### Input records

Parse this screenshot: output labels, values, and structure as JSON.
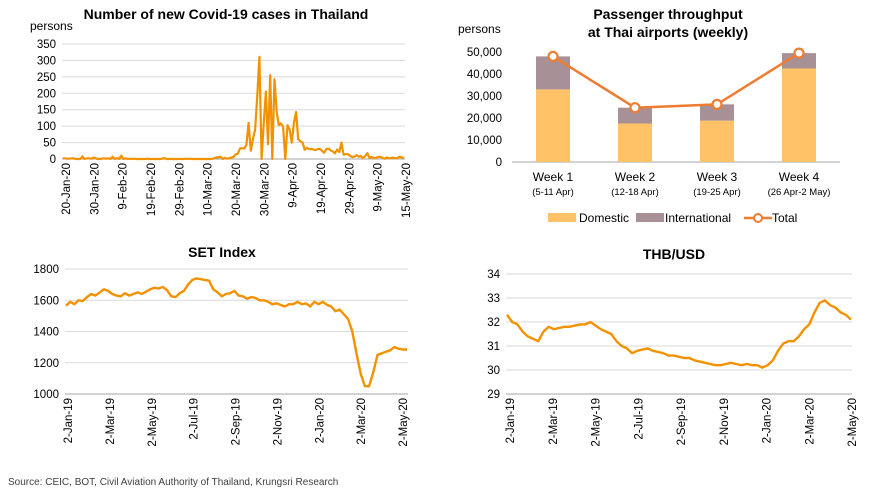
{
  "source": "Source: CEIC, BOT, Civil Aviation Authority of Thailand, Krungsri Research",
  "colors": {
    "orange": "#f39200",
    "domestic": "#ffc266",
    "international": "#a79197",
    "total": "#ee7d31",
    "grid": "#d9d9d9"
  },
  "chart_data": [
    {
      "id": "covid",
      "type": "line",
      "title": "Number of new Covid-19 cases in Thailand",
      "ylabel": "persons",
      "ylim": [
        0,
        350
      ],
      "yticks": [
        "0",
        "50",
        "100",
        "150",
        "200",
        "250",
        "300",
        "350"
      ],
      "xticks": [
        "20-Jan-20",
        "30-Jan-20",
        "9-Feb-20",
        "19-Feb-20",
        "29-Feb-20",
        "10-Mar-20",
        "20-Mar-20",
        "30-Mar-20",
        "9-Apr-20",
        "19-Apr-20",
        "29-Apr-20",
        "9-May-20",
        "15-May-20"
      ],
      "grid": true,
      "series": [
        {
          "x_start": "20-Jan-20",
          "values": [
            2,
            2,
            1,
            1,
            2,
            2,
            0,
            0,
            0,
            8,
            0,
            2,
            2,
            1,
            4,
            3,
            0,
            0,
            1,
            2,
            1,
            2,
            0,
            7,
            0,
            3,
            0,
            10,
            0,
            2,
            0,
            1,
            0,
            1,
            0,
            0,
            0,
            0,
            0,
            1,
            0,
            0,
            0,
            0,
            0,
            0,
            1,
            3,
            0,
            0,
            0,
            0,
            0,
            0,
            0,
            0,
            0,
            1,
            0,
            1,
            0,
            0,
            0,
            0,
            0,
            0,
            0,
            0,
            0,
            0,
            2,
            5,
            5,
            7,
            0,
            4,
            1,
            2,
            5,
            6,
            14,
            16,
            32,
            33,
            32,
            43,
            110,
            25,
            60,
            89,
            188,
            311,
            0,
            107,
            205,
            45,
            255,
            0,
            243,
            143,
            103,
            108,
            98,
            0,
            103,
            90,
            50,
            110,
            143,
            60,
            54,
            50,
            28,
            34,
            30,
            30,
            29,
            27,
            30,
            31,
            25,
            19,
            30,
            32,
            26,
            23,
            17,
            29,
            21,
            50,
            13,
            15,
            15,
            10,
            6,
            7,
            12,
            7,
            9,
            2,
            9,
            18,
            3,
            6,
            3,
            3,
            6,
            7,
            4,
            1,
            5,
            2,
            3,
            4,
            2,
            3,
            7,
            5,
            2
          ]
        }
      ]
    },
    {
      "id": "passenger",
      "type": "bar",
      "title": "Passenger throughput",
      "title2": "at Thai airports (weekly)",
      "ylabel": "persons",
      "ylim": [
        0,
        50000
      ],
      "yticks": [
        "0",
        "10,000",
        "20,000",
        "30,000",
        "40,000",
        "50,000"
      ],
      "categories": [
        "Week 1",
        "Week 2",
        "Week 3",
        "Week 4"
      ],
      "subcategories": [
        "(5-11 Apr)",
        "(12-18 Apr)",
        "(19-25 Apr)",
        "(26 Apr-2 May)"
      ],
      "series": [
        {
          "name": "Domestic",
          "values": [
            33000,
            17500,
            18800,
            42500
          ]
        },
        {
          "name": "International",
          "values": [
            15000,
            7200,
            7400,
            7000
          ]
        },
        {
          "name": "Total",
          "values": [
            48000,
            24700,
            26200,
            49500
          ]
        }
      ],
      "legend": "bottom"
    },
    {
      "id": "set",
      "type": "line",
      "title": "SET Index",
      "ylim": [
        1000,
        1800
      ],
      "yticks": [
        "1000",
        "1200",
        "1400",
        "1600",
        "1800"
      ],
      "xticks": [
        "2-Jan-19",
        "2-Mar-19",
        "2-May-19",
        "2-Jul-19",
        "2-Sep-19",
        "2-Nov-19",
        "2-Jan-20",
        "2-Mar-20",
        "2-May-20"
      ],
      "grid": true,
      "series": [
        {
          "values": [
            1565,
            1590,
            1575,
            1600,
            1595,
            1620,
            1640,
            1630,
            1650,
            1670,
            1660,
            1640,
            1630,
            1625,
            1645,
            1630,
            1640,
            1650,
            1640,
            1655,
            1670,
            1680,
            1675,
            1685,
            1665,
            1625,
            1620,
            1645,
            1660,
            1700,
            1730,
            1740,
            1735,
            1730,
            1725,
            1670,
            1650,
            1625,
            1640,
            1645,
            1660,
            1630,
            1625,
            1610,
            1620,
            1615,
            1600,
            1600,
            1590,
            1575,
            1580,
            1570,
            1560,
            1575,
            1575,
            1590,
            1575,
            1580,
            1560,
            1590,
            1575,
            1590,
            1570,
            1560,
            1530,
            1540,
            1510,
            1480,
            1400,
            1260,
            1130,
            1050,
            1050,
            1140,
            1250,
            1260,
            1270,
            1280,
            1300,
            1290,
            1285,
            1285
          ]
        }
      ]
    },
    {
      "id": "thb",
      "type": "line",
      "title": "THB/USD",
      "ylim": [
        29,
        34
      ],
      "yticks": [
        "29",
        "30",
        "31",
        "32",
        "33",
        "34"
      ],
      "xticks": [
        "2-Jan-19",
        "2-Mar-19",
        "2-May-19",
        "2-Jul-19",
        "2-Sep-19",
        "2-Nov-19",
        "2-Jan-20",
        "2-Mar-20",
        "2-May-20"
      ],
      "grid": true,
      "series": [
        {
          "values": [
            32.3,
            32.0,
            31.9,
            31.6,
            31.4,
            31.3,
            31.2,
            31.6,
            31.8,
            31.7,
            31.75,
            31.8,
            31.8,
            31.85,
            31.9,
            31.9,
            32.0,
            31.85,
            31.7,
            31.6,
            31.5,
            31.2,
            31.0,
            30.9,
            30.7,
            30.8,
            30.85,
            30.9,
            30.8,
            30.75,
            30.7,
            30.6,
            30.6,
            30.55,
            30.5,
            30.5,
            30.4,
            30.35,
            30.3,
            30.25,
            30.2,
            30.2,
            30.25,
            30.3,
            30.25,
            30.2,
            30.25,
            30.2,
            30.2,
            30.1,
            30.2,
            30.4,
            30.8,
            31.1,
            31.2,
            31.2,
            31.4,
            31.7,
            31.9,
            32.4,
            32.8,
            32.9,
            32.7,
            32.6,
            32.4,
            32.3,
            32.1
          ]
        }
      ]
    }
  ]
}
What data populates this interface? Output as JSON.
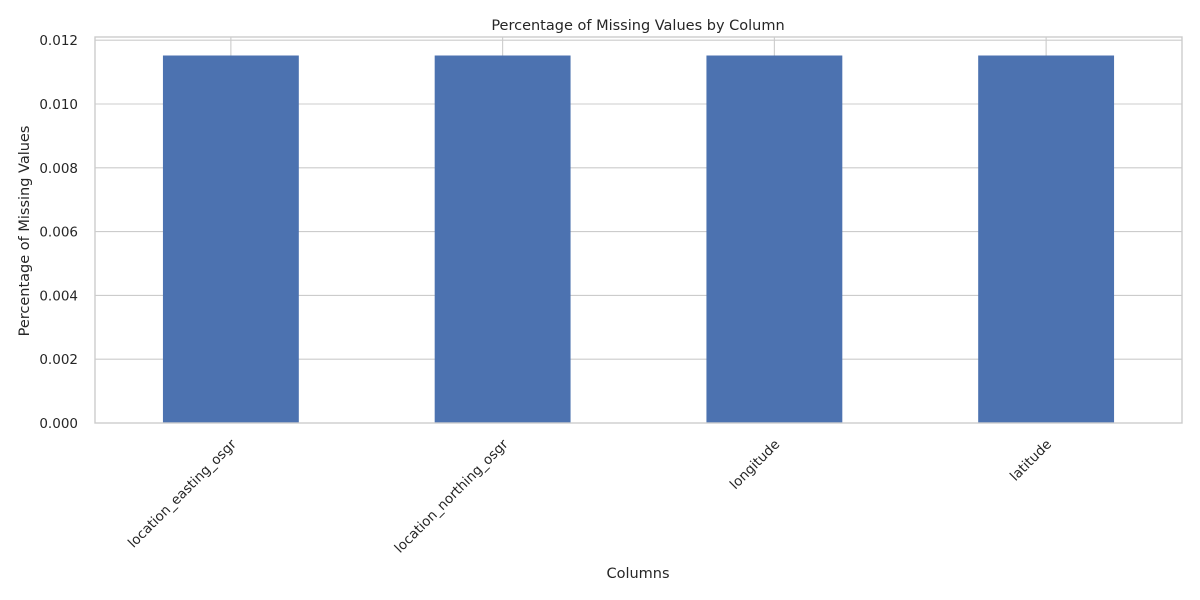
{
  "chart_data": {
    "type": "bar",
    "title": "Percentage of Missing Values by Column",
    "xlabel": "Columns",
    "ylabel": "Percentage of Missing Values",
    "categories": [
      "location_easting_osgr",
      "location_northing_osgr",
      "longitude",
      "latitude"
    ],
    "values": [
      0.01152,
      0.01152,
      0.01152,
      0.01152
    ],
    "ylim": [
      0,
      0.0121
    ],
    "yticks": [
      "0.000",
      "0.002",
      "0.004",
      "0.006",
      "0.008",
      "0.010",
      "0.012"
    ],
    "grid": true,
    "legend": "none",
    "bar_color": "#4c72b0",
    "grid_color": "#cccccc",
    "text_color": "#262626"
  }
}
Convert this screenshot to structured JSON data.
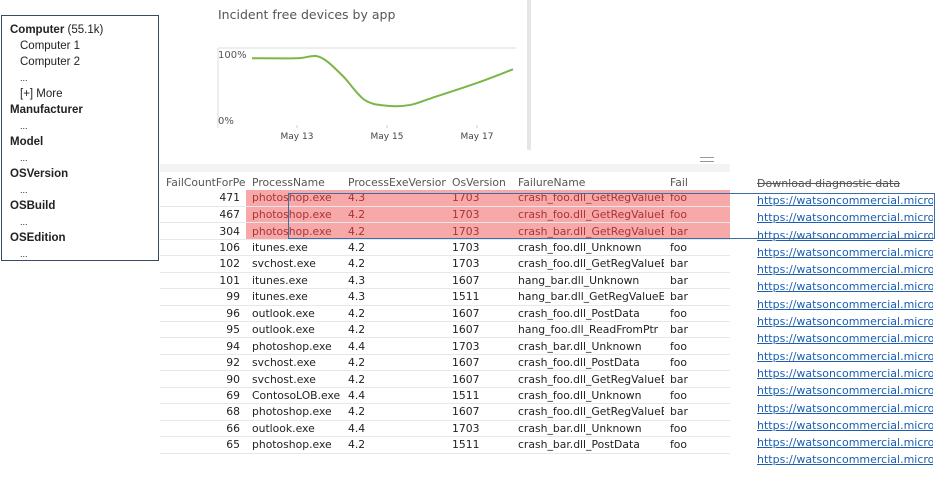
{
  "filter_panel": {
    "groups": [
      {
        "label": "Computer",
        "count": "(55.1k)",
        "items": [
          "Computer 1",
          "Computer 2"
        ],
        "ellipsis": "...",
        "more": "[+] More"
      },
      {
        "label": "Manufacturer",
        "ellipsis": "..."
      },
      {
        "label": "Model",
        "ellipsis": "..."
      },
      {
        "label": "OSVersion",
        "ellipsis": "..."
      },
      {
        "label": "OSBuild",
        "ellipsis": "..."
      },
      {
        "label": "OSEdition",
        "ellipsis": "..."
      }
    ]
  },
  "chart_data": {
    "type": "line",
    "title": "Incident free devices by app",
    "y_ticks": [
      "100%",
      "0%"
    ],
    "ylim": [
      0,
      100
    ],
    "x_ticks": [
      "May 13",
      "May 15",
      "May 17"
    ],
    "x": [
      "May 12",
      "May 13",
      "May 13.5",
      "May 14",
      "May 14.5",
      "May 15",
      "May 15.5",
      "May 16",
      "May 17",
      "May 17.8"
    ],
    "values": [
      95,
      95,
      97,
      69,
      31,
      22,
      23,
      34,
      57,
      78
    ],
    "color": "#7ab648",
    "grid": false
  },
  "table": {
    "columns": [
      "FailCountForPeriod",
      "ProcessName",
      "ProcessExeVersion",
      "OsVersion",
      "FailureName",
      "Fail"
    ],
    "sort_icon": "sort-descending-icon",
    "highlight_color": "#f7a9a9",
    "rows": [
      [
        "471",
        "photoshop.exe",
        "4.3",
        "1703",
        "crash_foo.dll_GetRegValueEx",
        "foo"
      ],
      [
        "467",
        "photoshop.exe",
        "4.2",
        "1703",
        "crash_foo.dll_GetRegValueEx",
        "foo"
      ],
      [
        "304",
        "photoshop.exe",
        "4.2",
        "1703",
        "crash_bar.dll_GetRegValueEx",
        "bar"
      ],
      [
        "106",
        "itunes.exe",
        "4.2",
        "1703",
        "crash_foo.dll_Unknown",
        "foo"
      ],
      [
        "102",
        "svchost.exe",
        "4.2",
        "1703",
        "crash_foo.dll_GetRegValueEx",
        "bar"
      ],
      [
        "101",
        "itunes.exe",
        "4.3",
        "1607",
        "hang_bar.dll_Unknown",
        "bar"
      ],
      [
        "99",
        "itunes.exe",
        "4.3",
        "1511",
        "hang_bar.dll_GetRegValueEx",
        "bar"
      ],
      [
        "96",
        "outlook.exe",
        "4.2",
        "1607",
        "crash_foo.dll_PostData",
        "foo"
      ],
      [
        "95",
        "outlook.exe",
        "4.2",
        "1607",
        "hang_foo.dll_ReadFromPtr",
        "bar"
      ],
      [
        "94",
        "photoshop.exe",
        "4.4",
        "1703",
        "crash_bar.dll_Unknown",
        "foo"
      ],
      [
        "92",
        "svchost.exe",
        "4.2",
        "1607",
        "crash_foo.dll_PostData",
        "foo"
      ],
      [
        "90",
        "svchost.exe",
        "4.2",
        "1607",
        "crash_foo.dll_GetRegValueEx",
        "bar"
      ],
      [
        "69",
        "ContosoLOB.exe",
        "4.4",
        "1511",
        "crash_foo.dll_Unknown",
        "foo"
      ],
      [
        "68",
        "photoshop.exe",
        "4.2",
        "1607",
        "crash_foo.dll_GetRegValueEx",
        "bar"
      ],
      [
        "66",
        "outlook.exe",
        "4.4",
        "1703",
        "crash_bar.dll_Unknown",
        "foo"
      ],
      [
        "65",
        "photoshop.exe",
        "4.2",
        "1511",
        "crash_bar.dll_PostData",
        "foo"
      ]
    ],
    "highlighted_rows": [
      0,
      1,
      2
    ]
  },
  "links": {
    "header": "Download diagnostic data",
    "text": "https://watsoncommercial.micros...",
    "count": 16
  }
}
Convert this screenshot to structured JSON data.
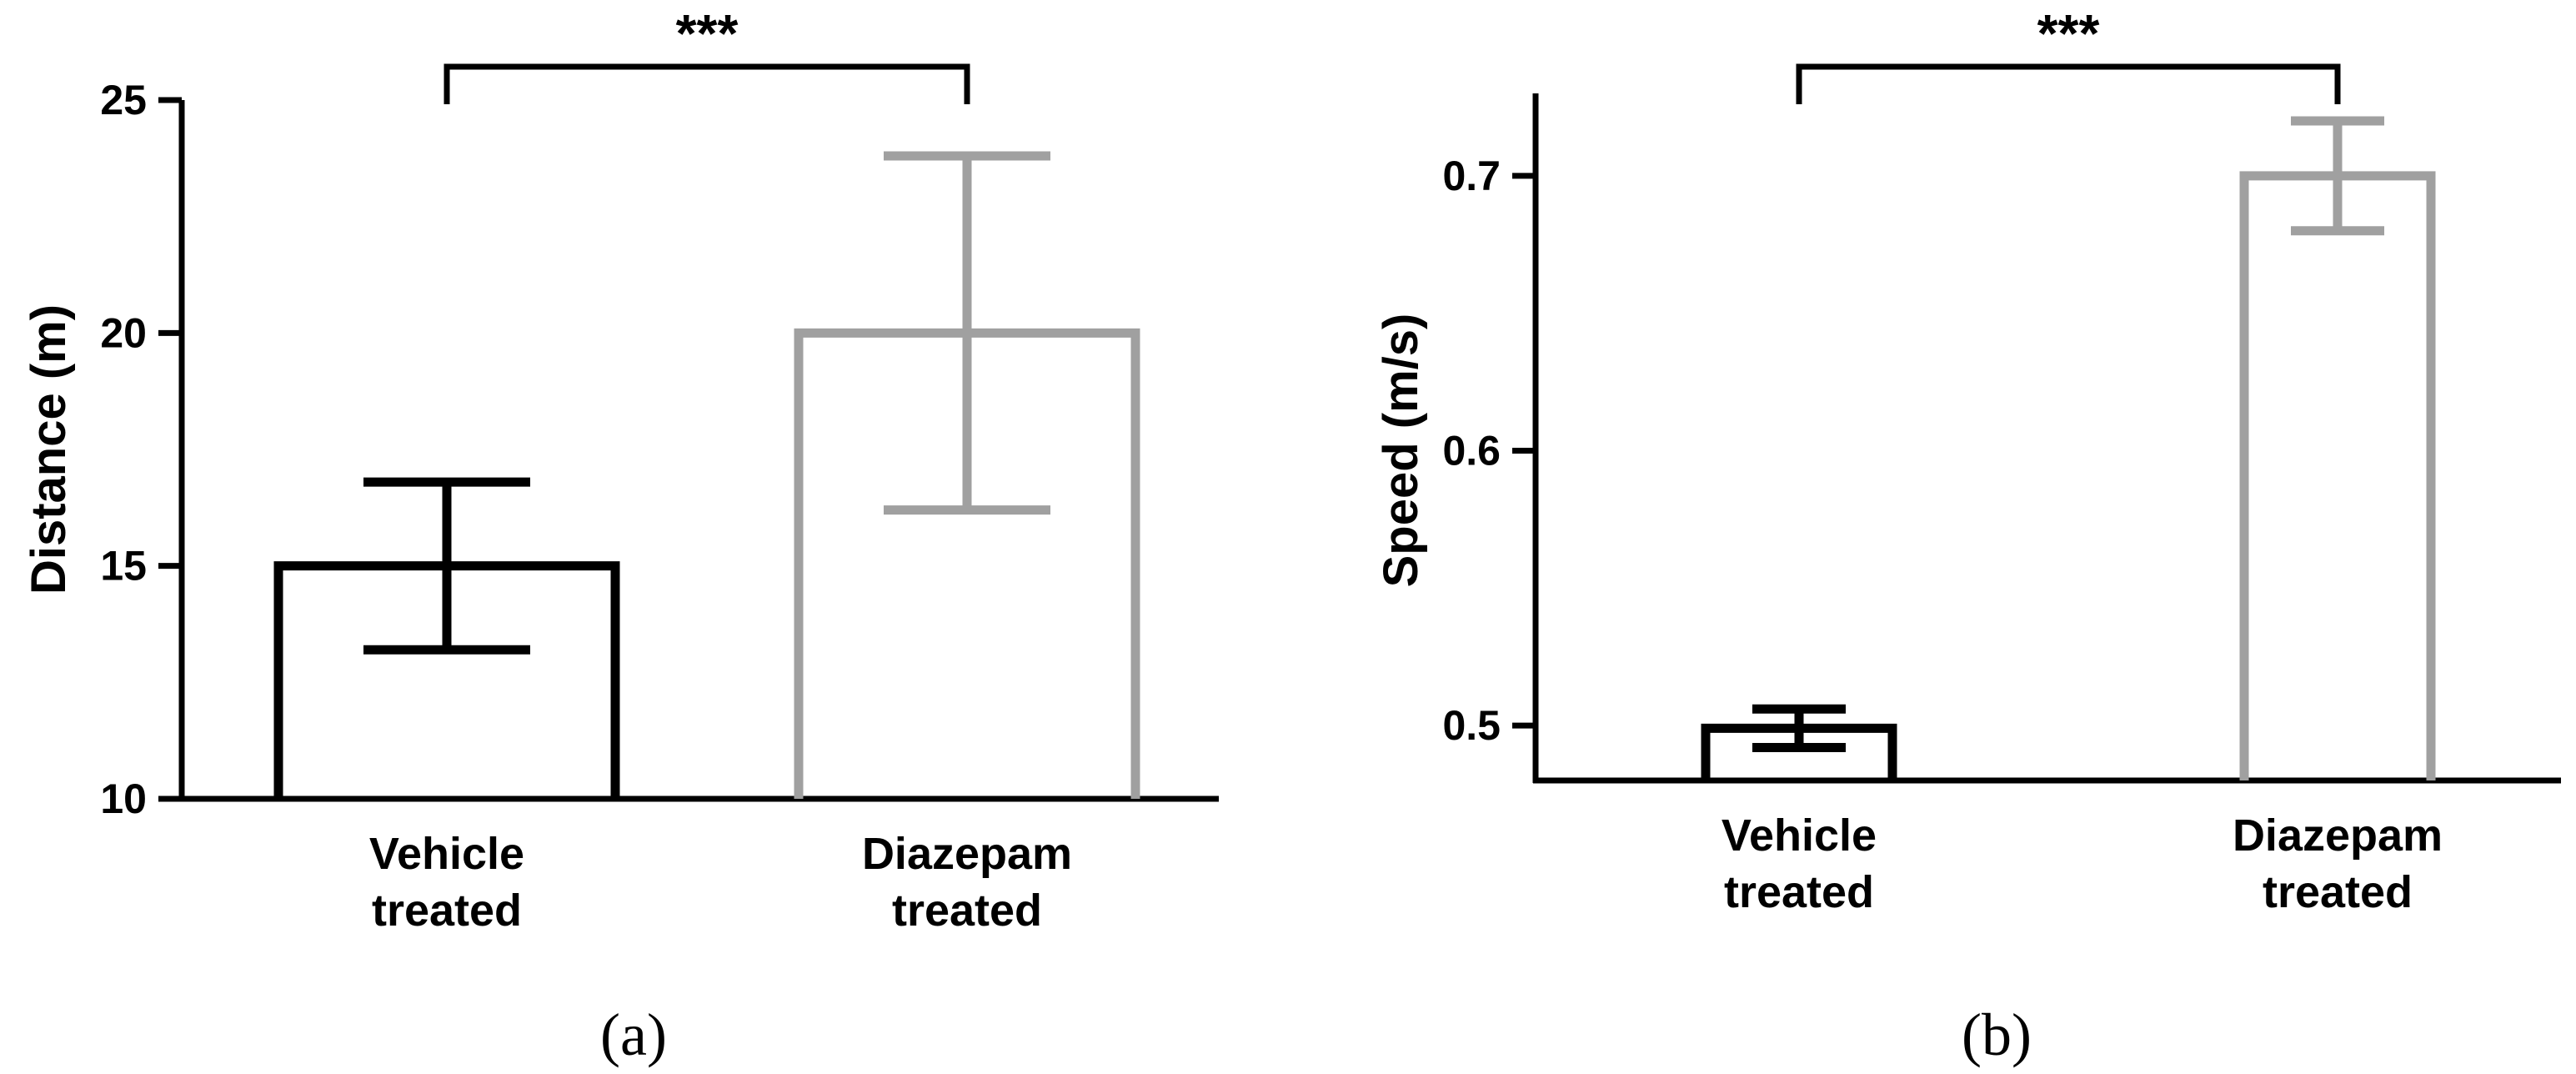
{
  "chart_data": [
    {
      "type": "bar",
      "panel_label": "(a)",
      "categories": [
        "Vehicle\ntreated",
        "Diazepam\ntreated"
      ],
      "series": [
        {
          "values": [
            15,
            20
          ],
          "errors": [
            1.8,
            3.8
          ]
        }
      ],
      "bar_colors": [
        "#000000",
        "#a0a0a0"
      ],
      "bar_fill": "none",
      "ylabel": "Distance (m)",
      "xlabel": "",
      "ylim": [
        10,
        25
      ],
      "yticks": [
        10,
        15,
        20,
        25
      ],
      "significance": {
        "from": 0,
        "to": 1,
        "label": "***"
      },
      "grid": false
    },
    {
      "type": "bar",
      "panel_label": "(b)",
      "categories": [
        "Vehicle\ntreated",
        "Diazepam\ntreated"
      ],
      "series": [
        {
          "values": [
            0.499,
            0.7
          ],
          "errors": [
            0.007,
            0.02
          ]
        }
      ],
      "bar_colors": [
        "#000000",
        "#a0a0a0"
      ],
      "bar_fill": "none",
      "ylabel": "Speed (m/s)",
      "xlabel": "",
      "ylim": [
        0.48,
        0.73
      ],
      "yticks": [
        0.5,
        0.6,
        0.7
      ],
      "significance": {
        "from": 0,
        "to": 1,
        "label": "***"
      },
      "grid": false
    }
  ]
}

######

How many lines of the records contain the string "this"? Respond with the number alone.

| Full answer |
4